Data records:
* Start *
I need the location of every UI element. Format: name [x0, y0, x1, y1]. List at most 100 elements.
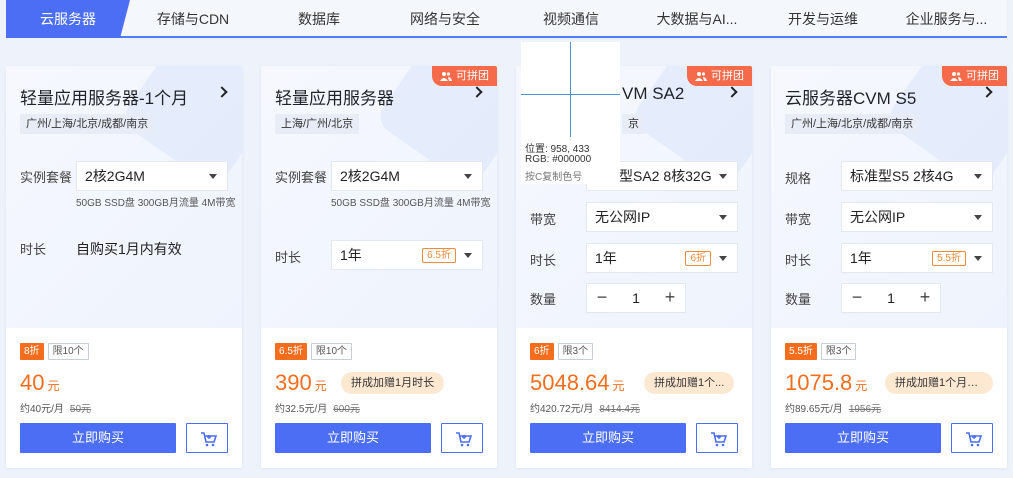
- decrement-button[interactable]: −: [842, 284, 872, 312]
- tab-video-communication[interactable]: 视频通信: [508, 0, 634, 38]
- discount-tag: 6折: [530, 343, 554, 360]
- duration-select[interactable]: 1年 5.5折: [841, 243, 993, 273]
- price-per-month: 约40元/月 50元: [20, 404, 92, 415]
- regions-badge: 京: [622, 114, 645, 134]
- buy-now-button[interactable]: 立即购买: [20, 423, 176, 453]
- group-buy-tip: 拼成加赠1月时长: [341, 372, 445, 394]
- price-per-month: 约420.72元/月 8414.4元: [530, 404, 640, 415]
- duration-label: 时长: [785, 253, 812, 268]
- price: 5048.64 元: [530, 370, 625, 395]
- duration-discount-tag: 6折: [685, 251, 711, 266]
- group-buy-badge: 可拼团: [942, 66, 1007, 86]
- quantity-stepper: − 1 +: [841, 283, 941, 313]
- picker-hint: 按C复制色号: [525, 172, 583, 183]
- tab-cloud-server[interactable]: 云服务器: [6, 0, 130, 38]
- caret-down-icon: [719, 174, 727, 179]
- bandwidth-label: 带宽: [785, 212, 812, 227]
- picker-rgb: RGB: #000000: [525, 154, 592, 165]
- add-to-cart-button[interactable]: [186, 423, 228, 453]
- limit-tag: 限3个: [820, 343, 857, 360]
- add-to-cart-button[interactable]: [441, 423, 483, 453]
- caret-down-icon: [719, 215, 727, 220]
- spec-select[interactable]: 标准型S5 2核4G: [841, 161, 993, 191]
- duration-label: 时长: [275, 250, 302, 265]
- quantity-label: 数量: [785, 292, 812, 307]
- decrement-button[interactable]: −: [587, 284, 617, 312]
- cart-icon: [711, 432, 728, 447]
- caret-down-icon: [464, 174, 472, 179]
- regions-badge: 广州/上海/北京/成都/南京: [20, 114, 155, 134]
- discount-tag: 5.5折: [785, 343, 817, 360]
- increment-button[interactable]: +: [655, 284, 685, 312]
- tab-devops[interactable]: 开发与运维: [760, 0, 886, 38]
- price: 390 元: [275, 370, 327, 395]
- tab-database[interactable]: 数据库: [256, 0, 382, 38]
- cart-icon: [201, 432, 218, 447]
- cart-icon: [966, 432, 983, 447]
- duration-select[interactable]: 1年 6折: [586, 243, 738, 273]
- tab-network-security[interactable]: 网络与安全: [382, 0, 508, 38]
- duration-discount-tag: 5.5折: [932, 251, 966, 266]
- instance-note: 50GB SSD盘 300GB月流量 4M带宽: [76, 198, 236, 209]
- group-buy-tip: 拼成加赠1个...: [644, 372, 735, 394]
- users-icon: [950, 72, 962, 81]
- original-price: 50元: [69, 404, 92, 415]
- card-title[interactable]: VM SA2: [622, 84, 684, 104]
- card-title[interactable]: 轻量应用服务器-1个月: [20, 84, 188, 109]
- card-title[interactable]: 云服务器CVM S5: [785, 84, 916, 109]
- price: 1075.8 元: [785, 370, 868, 395]
- discount-tag: 6.5折: [275, 343, 307, 360]
- duration-select[interactable]: 1年 6.5折: [331, 240, 483, 270]
- caret-down-icon: [974, 174, 982, 179]
- duration-label: 时长: [20, 242, 47, 257]
- instance-note: 50GB SSD盘 300GB月流量 4M带宽: [331, 198, 491, 209]
- card-title[interactable]: 轻量应用服务器: [275, 84, 394, 109]
- tab-storage-cdn[interactable]: 存储与CDN: [130, 0, 256, 38]
- bandwidth-select[interactable]: 无公网IP: [841, 202, 993, 232]
- quantity-stepper: − 1 +: [586, 283, 686, 313]
- regions-badge: 上海/广州/北京: [275, 114, 360, 134]
- add-to-cart-button[interactable]: [696, 423, 738, 453]
- buy-now-button[interactable]: 立即购买: [785, 423, 941, 453]
- price-per-month: 约32.5元/月 600元: [275, 404, 360, 415]
- quantity-value[interactable]: 1: [872, 290, 910, 306]
- color-picker-overlay: 位置: 958, 433 RGB: #000000 按C复制色号: [521, 42, 620, 184]
- caret-down-icon: [974, 215, 982, 220]
- discount-tag: 8折: [20, 343, 44, 360]
- buy-now-button[interactable]: 立即购买: [275, 423, 431, 453]
- tab-enterprise-services[interactable]: 企业服务与...: [886, 0, 1007, 38]
- picker-position: 位置: 958, 433: [525, 144, 590, 155]
- group-buy-badge: 可拼团: [432, 66, 497, 86]
- original-price: 1956元: [848, 404, 882, 415]
- crosshair-horizontal: [521, 94, 620, 95]
- caret-down-icon: [974, 256, 982, 261]
- bandwidth-select[interactable]: 无公网IP: [586, 202, 738, 232]
- group-buy-tip: 拼成加赠1个月时...: [885, 372, 993, 394]
- increment-button[interactable]: +: [910, 284, 940, 312]
- caret-down-icon: [719, 256, 727, 261]
- limit-tag: 限10个: [310, 343, 353, 360]
- add-to-cart-button[interactable]: [951, 423, 993, 453]
- quantity-value[interactable]: 1: [617, 290, 655, 306]
- tab-bigdata-ai[interactable]: 大数据与AI...: [634, 0, 760, 38]
- limit-tag: 限3个: [557, 343, 594, 360]
- crosshair-vertical: [570, 42, 571, 137]
- limit-tag: 限10个: [47, 343, 89, 360]
- price-per-month: 约89.65元/月 1956元: [785, 404, 882, 415]
- duration-label: 时长: [530, 253, 557, 268]
- quantity-label: 数量: [530, 292, 557, 307]
- spec-label: 规格: [785, 171, 812, 186]
- buy-now-button[interactable]: 立即购买: [530, 423, 686, 453]
- instance-select[interactable]: 2核2G4M: [76, 161, 228, 191]
- product-card-lighthouse: 可拼团 轻量应用服务器 上海/广州/北京 实例套餐 2核2G4M 50GB SS…: [261, 66, 497, 468]
- price: 40 元: [20, 370, 60, 395]
- group-buy-badge: 可拼团: [687, 66, 752, 86]
- regions-badge: 广州/上海/北京/成都/南京: [785, 114, 920, 134]
- duration-discount-tag: 6.5折: [422, 248, 456, 263]
- users-icon: [695, 72, 707, 81]
- bandwidth-label: 带宽: [530, 212, 557, 227]
- category-tabbar: 云服务器 存储与CDN 数据库 网络与安全 视频通信 大数据与AI... 开发与…: [6, 0, 1007, 38]
- caret-down-icon: [209, 174, 217, 179]
- instance-select[interactable]: 2核2G4M: [331, 161, 483, 191]
- caret-down-icon: [464, 253, 472, 258]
* End *
* Written task: Copy out the lines of the records again, starting at the line that contains "- decrement-button[interactable]: −: [842, 284, 872, 312]" and ending at the line that contains "- duration-discount-tag: 5.5折: [932, 251, 966, 266]", with both of those lines included.

* Full output:
- decrement-button[interactable]: −: [842, 284, 872, 312]
- tab-video-communication[interactable]: 视频通信: [508, 0, 634, 38]
- discount-tag: 6折: [530, 343, 554, 360]
- duration-select[interactable]: 1年 5.5折: [841, 243, 993, 273]
- price-per-month: 约40元/月 50元: [20, 404, 92, 415]
- regions-badge: 京: [622, 114, 645, 134]
- buy-now-button[interactable]: 立即购买: [20, 423, 176, 453]
- group-buy-tip: 拼成加赠1月时长: [341, 372, 445, 394]
- price-per-month: 约420.72元/月 8414.4元: [530, 404, 640, 415]
- duration-label: 时长: [785, 253, 812, 268]
- price: 5048.64 元: [530, 370, 625, 395]
- duration-discount-tag: 6折: [685, 251, 711, 266]
- group-buy-badge: 可拼团: [942, 66, 1007, 86]
- quantity-stepper: − 1 +: [841, 283, 941, 313]
- picker-hint: 按C复制色号: [525, 172, 583, 183]
- tab-cloud-server[interactable]: 云服务器: [6, 0, 130, 38]
- caret-down-icon: [719, 174, 727, 179]
- bandwidth-label: 带宽: [785, 212, 812, 227]
- picker-rgb: RGB: #000000: [525, 154, 592, 165]
- add-to-cart-button[interactable]: [186, 423, 228, 453]
- limit-tag: 限3个: [820, 343, 857, 360]
- add-to-cart-button[interactable]: [441, 423, 483, 453]
- caret-down-icon: [719, 215, 727, 220]
- spec-select[interactable]: 标准型S5 2核4G: [841, 161, 993, 191]
- duration-label: 时长: [275, 250, 302, 265]
- quantity-label: 数量: [785, 292, 812, 307]
- decrement-button[interactable]: −: [587, 284, 617, 312]
- cart-icon: [711, 432, 728, 447]
- caret-down-icon: [464, 174, 472, 179]
- regions-badge: 广州/上海/北京/成都/南京: [20, 114, 155, 134]
- discount-tag: 5.5折: [785, 343, 817, 360]
- increment-button[interactable]: +: [655, 284, 685, 312]
- tab-devops[interactable]: 开发与运维: [760, 0, 886, 38]
- price: 390 元: [275, 370, 327, 395]
- tab-database[interactable]: 数据库: [256, 0, 382, 38]
- cart-icon: [201, 432, 218, 447]
- cart-icon: [966, 432, 983, 447]
- duration-select[interactable]: 1年 6折: [586, 243, 738, 273]
- tab-network-security[interactable]: 网络与安全: [382, 0, 508, 38]
- duration-discount-tag: 5.5折: [932, 251, 966, 266]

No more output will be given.